WORK TO DO. Copy out all lines that hold "работы".

EXERCISE MATERIALS.
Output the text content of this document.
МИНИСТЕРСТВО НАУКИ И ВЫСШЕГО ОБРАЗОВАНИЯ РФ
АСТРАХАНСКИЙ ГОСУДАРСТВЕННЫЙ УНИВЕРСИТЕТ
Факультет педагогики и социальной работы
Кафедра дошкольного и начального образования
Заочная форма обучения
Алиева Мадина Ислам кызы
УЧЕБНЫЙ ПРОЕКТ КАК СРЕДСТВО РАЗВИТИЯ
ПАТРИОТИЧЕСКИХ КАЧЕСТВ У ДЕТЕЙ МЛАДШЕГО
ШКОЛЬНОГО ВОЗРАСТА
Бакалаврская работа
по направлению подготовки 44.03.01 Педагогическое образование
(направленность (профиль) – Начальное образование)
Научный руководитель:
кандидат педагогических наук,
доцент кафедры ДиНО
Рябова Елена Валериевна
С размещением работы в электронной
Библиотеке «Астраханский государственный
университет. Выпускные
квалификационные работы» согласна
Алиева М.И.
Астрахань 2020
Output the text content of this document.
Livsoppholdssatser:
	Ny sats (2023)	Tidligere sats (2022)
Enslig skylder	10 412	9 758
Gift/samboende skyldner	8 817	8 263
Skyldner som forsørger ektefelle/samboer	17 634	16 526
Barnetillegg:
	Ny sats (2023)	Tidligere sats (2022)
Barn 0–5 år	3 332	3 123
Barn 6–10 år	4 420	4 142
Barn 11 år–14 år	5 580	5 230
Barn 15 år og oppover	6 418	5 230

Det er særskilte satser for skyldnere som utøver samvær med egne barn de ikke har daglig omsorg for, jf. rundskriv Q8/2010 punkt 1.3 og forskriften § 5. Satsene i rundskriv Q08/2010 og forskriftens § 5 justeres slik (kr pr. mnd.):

FINISHED TASK.
Факультет педагогики и социальной работы
С размещением работы в электронной
квалификационные работы» согласна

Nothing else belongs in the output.